Transcribe the records word for word, leaving nothing out.

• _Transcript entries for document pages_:
-=-=-
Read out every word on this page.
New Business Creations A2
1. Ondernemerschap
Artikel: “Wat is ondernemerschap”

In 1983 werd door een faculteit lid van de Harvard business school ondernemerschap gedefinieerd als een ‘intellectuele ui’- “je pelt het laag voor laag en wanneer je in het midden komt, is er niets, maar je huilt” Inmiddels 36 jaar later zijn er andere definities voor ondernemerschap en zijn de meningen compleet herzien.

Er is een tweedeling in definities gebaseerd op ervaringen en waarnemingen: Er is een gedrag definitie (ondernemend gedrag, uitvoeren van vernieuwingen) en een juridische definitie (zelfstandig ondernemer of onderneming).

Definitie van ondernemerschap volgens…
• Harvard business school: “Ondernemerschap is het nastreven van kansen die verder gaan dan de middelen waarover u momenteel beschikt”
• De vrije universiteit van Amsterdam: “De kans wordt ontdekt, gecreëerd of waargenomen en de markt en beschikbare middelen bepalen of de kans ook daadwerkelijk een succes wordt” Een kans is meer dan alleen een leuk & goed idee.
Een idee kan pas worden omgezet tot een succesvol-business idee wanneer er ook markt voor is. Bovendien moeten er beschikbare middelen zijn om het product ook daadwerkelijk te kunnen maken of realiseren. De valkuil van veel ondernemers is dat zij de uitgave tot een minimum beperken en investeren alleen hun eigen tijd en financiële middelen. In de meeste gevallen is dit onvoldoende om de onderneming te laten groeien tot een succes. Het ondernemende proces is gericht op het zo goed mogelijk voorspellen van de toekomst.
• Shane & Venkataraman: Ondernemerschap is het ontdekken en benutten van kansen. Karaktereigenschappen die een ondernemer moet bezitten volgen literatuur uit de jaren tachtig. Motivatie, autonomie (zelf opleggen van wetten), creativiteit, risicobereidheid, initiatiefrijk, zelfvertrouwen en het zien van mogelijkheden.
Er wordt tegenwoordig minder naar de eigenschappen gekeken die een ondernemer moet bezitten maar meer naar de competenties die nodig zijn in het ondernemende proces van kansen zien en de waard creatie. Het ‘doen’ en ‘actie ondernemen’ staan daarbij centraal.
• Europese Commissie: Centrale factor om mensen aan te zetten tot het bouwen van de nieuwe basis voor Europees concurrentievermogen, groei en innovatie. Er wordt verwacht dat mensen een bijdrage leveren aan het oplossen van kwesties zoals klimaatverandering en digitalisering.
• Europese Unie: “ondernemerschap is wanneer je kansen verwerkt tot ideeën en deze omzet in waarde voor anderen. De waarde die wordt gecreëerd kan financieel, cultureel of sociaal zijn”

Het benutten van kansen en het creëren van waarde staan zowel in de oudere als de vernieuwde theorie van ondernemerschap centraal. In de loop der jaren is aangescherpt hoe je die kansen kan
-=-=-
• _TASK RESPONSE_:
Read out every word on this page.
New Business Creations A2
1. Ondernemerschap
Artikel: “Wat is ondernemerschap”

In 1983 werd door een faculteit lid van de Harvard business school ondernemerschap gedefinieerd als een ‘intellectuele ui’- “je pelt het laag voor laag en wanneer je in het midden komt, is er niets, maar je huilt” Inmiddels 36 jaar later zijn er andere definities voor ondernemerschap en zijn de meningen compleet herzien.

Er is een tweedeling in definities gebaseerd op ervaringen en waarnemingen: Er is een gedrag definitie (ondernemend gedrag, uitvoeren van vernieuwingen) en een juridische definitie (zelfstandig ondernemer of onderneming).

Definitie van ondernemerschap volgens…
• Harvard business school: “Ondernemerschap is het nastreven van kansen die verder gaan dan de middelen waarover u momenteel beschikt”
• De vrije universiteit van Amsterdam: “De kans wordt ontdekt, gecreëerd of waargenomen en de markt en beschikbare middelen bepalen of de kans ook daadwerkelijk een succes wordt” Een kans is meer dan alleen een leuk & goed idee.
Een idee kan pas worden omgezet tot een succesvol-business idee wanneer er ook markt voor is. Bovendien moeten er beschikbare middelen zijn om het product ook daadwerkelijk te kunnen maken of realiseren. De valkuil van veel ondernemers is dat zij de uitgave tot een minimum beperken en investeren alleen hun eigen tijd en financiële middelen. In de meeste gevallen is dit onvoldoende om de onderneming te laten groeien tot een succes. Het ondernemende proces is gericht op het zo goed mogelijk voorspellen van de toekomst.
• Shane & Venkataraman: Ondernemerschap is het ontdekken en benutten van kansen. Karaktereigenschappen die een ondernemer moet bezitten volgen literatuur uit de jaren tachtig. Motivatie, autonomie (zelf opleggen van wetten), creativiteit, risicobereidheid, initiatiefrijk, zelfvertrouwen en het zien van mogelijkheden.
Er wordt tegenwoordig minder naar de eigenschappen gekeken die een ondernemer moet bezitten maar meer naar de competenties die nodig zijn in het ondernemende proces van kansen zien en de waard creatie. Het ‘doen’ en ‘actie ondernemen’ staan daarbij centraal.
• Europese Commissie: Centrale factor om mensen aan te zetten tot het bouwen van de nieuwe basis voor Europees concurrentievermogen, groei en innovatie. Er wordt verwacht dat mensen een bijdrage leveren aan het oplossen van kwesties zoals klimaatverandering en digitalisering.
• Europese Unie: “ondernemerschap is wanneer je kansen verwerkt tot ideeën en deze omzet in waarde voor anderen. De waarde die wordt gecreëerd kan financieel, cultureel of sociaal zijn”

Het benutten van kansen en het creëren van waarde staan zowel in de oudere als de vernieuwde theorie van ondernemerschap centraal. In de loop der jaren is aangescherpt hoe je die kansen kan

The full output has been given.